**Given problem:** Repeat the material exactly, every line of it.

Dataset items
━━━━━━━━━━━━━━━━━━━━

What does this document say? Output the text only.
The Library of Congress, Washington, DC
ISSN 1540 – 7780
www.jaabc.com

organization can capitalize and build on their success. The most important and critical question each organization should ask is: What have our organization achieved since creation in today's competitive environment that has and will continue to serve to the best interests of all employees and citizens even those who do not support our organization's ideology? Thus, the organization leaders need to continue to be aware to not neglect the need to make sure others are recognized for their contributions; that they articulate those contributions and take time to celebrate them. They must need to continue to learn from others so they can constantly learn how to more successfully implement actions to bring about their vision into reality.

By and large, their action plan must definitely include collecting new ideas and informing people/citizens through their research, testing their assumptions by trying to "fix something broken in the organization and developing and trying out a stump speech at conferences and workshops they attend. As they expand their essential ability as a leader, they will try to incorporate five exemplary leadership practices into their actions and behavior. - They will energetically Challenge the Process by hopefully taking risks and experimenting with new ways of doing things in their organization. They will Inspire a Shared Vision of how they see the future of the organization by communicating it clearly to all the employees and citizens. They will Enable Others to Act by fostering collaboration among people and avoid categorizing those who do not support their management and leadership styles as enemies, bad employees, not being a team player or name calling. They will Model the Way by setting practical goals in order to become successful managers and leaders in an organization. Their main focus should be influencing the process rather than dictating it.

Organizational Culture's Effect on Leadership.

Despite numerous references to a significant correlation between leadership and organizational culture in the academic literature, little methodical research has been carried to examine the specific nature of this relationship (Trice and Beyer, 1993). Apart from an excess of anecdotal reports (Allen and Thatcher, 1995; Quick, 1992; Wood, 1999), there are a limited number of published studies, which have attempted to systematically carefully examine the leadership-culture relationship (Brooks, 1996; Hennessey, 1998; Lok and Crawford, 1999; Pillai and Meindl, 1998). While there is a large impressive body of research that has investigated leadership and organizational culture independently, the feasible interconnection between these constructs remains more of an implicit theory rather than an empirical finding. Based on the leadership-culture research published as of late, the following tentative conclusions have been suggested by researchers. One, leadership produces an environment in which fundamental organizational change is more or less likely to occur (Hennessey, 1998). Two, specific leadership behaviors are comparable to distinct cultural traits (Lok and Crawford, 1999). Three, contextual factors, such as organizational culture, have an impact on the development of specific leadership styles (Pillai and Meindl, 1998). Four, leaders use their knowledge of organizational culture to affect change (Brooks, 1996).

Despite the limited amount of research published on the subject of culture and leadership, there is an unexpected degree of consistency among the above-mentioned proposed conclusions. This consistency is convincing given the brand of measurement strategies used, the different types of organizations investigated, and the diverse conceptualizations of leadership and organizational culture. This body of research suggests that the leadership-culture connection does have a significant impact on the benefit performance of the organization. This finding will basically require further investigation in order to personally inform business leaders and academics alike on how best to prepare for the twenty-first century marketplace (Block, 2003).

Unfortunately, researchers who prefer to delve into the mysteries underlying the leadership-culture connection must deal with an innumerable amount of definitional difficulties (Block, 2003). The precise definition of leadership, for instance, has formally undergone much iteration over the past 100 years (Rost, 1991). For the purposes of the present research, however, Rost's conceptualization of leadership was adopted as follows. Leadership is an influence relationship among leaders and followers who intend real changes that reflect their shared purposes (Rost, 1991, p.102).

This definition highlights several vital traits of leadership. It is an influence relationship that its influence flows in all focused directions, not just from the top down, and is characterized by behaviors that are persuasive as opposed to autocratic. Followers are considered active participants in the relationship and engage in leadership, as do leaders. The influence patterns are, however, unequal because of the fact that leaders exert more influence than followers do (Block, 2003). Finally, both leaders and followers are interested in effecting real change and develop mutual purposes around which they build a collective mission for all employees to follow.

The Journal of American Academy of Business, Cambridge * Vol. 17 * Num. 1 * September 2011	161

━━━━━━━━━━━━━━━━━━━━

**Written answer:**
What does this document say? Output the text only.
The Library of Congress, Washington, DC
ISSN 1540 – 7780
www.jaabc.com

organization can capitalize and build on their success. The most important and critical question each organization should ask is: What have our organization achieved since creation in today's competitive environment that has and will continue to serve to the best interests of all employees and citizens even those who do not support our organization's ideology? Thus, the organization leaders need to continue to be aware to not neglect the need to make sure others are recognized for their contributions; that they articulate those contributions and take time to celebrate them. They must need to continue to learn from others so they can constantly learn how to more successfully implement actions to bring about their vision into reality.

By and large, their action plan must definitely include collecting new ideas and informing people/citizens through their research, testing their assumptions by trying to "fix something broken in the organization and developing and trying out a stump speech at conferences and workshops they attend. As they expand their essential ability as a leader, they will try to incorporate five exemplary leadership practices into their actions and behavior. - They will energetically Challenge the Process by hopefully taking risks and experimenting with new ways of doing things in their organization. They will Inspire a Shared Vision of how they see the future of the organization by communicating it clearly to all the employees and citizens. They will Enable Others to Act by fostering collaboration among people and avoid categorizing those who do not support their management and leadership styles as enemies, bad employees, not being a team player or name calling. They will Model the Way by setting practical goals in order to become successful managers and leaders in an organization. Their main focus should be influencing the process rather than dictating it.

Organizational Culture's Effect on Leadership.

Despite numerous references to a significant correlation between leadership and organizational culture in the academic literature, little methodical research has been carried to examine the specific nature of this relationship (Trice and Beyer, 1993). Apart from an excess of anecdotal reports (Allen and Thatcher, 1995; Quick, 1992; Wood, 1999), there are a limited number of published studies, which have attempted to systematically carefully examine the leadership-culture relationship (Brooks, 1996; Hennessey, 1998; Lok and Crawford, 1999; Pillai and Meindl, 1998). While there is a large impressive body of research that has investigated leadership and organizational culture independently, the feasible interconnection between these constructs remains more of an implicit theory rather than an empirical finding. Based on the leadership-culture research published as of late, the following tentative conclusions have been suggested by researchers. One, leadership produces an environment in which fundamental organizational change is more or less likely to occur (Hennessey, 1998). Two, specific leadership behaviors are comparable to distinct cultural traits (Lok and Crawford, 1999). Three, contextual factors, such as organizational culture, have an impact on the development of specific leadership styles (Pillai and Meindl, 1998). Four, leaders use their knowledge of organizational culture to affect change (Brooks, 1996).

Despite the limited amount of research published on the subject of culture and leadership, there is an unexpected degree of consistency among the above-mentioned proposed conclusions. This consistency is convincing given the brand of measurement strategies used, the different types of organizations investigated, and the diverse conceptualizations of leadership and organizational culture. This body of research suggests that the leadership-culture connection does have a significant impact on the benefit performance of the organization. This finding will basically require further investigation in order to personally inform business leaders and academics alike on how best to prepare for the twenty-first century marketplace (Block, 2003).

Unfortunately, researchers who prefer to delve into the mysteries underlying the leadership-culture connection must deal with an innumerable amount of definitional difficulties (Block, 2003). The precise definition of leadership, for instance, has formally undergone much iteration over the past 100 years (Rost, 1991). For the purposes of the present research, however, Rost's conceptualization of leadership was adopted as follows. Leadership is an influence relationship among leaders and followers who intend real changes that reflect their shared purposes (Rost, 1991, p.102).

This definition highlights several vital traits of leadership. It is an influence relationship that its influence flows in all focused directions, not just from the top down, and is characterized by behaviors that are persuasive as opposed to autocratic. Followers are considered active participants in the relationship and engage in leadership, as do leaders. The influence patterns are, however, unequal because of the fact that leaders exert more influence than followers do (Block, 2003). Finally, both leaders and followers are interested in effecting real change and develop mutual purposes around which they build a collective mission for all employees to follow.

The Journal of American Academy of Business, Cambridge * Vol. 17 * Num. 1 * September 2011	161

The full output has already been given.